Dataset rows about figures

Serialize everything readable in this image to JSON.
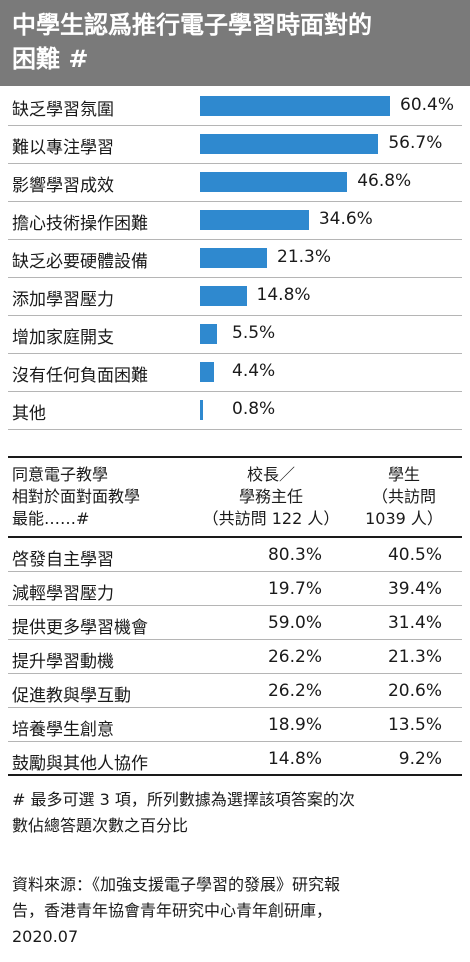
{
  "title": {
    "line1": "中學生認爲推行電子學習時面對的",
    "line2": "困難 #"
  },
  "colors": {
    "bar": "#2f89cf",
    "title_bg": "#7a7a7a"
  },
  "chart_data": {
    "type": "bar",
    "orientation": "horizontal",
    "categories": [
      "缺乏學習氛圍",
      "難以專注學習",
      "影響學習成效",
      "擔心技術操作困難",
      "缺乏必要硬體設備",
      "添加學習壓力",
      "增加家庭開支",
      "沒有任何負面困難",
      "其他"
    ],
    "values": [
      60.4,
      56.7,
      46.8,
      34.6,
      21.3,
      14.8,
      5.5,
      4.4,
      0.8
    ],
    "value_labels": [
      "60.4%",
      "56.7%",
      "46.8%",
      "34.6%",
      "21.3%",
      "14.8%",
      "5.5%",
      "4.4%",
      "0.8%"
    ],
    "xlim": [
      0,
      60.4
    ],
    "grid": false
  },
  "table": {
    "headers": {
      "col1": [
        "同意電子教學",
        "相對於面對面教學",
        "最能……#"
      ],
      "col2": [
        "校長／",
        "學務主任",
        "（共訪問 122 人）"
      ],
      "col3": [
        "學生",
        "（共訪問",
        "1039 人）"
      ]
    },
    "rows": [
      {
        "label": "啓發自主學習",
        "principal": "80.3%",
        "student": "40.5%"
      },
      {
        "label": "減輕學習壓力",
        "principal": "19.7%",
        "student": "39.4%"
      },
      {
        "label": "提供更多學習機會",
        "principal": "59.0%",
        "student": "31.4%"
      },
      {
        "label": "提升學習動機",
        "principal": "26.2%",
        "student": "21.3%"
      },
      {
        "label": "促進教與學互動",
        "principal": "26.2%",
        "student": "20.6%"
      },
      {
        "label": "培養學生創意",
        "principal": "18.9%",
        "student": "13.5%"
      },
      {
        "label": "鼓勵與其他人協作",
        "principal": "14.8%",
        "student": "9.2%"
      }
    ]
  },
  "note": {
    "line1": "# 最多可選 3 項，所列數據為選擇該項答案的次",
    "line2": "數佔總答題次數之百分比"
  },
  "source": {
    "line1": "資料來源：《加強支援電子學習的發展》研究報",
    "line2": "告，香港青年協會青年研究中心青年創研庫，",
    "line3": "2020.07"
  }
}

→ **TASK STATEMENT**
Can you retype every record above exactly, leaving out the pictures?

→ **TASK RESULT**
Serialize everything readable in this image to JSON.
{
  "title": {
    "line1": "中學生認爲推行電子學習時面對的",
    "line2": "困難 #"
  },
  "colors": {
    "bar": "#2f89cf",
    "title_bg": "#7a7a7a"
  },
  "chart_data": {
    "type": "bar",
    "orientation": "horizontal",
    "categories": [
      "缺乏學習氛圍",
      "難以專注學習",
      "影響學習成效",
      "擔心技術操作困難",
      "缺乏必要硬體設備",
      "添加學習壓力",
      "增加家庭開支",
      "沒有任何負面困難",
      "其他"
    ],
    "values": [
      60.4,
      56.7,
      46.8,
      34.6,
      21.3,
      14.8,
      5.5,
      4.4,
      0.8
    ],
    "value_labels": [
      "60.4%",
      "56.7%",
      "46.8%",
      "34.6%",
      "21.3%",
      "14.8%",
      "5.5%",
      "4.4%",
      "0.8%"
    ],
    "xlim": [
      0,
      60.4
    ],
    "grid": false
  },
  "table": {
    "headers": {
      "col1": [
        "同意電子教學",
        "相對於面對面教學",
        "最能……#"
      ],
      "col2": [
        "校長／",
        "學務主任",
        "（共訪問 122 人）"
      ],
      "col3": [
        "學生",
        "（共訪問",
        "1039 人）"
      ]
    },
    "rows": [
      {
        "label": "啓發自主學習",
        "principal": "80.3%",
        "student": "40.5%"
      },
      {
        "label": "減輕學習壓力",
        "principal": "19.7%",
        "student": "39.4%"
      },
      {
        "label": "提供更多學習機會",
        "principal": "59.0%",
        "student": "31.4%"
      },
      {
        "label": "提升學習動機",
        "principal": "26.2%",
        "student": "21.3%"
      },
      {
        "label": "促進教與學互動",
        "principal": "26.2%",
        "student": "20.6%"
      },
      {
        "label": "培養學生創意",
        "principal": "18.9%",
        "student": "13.5%"
      },
      {
        "label": "鼓勵與其他人協作",
        "principal": "14.8%",
        "student": "9.2%"
      }
    ]
  },
  "note": {
    "line1": "# 最多可選 3 項，所列數據為選擇該項答案的次",
    "line2": "數佔總答題次數之百分比"
  },
  "source": {
    "line1": "資料來源：《加強支援電子學習的發展》研究報",
    "line2": "告，香港青年協會青年研究中心青年創研庫，",
    "line3": "2020.07"
  }
}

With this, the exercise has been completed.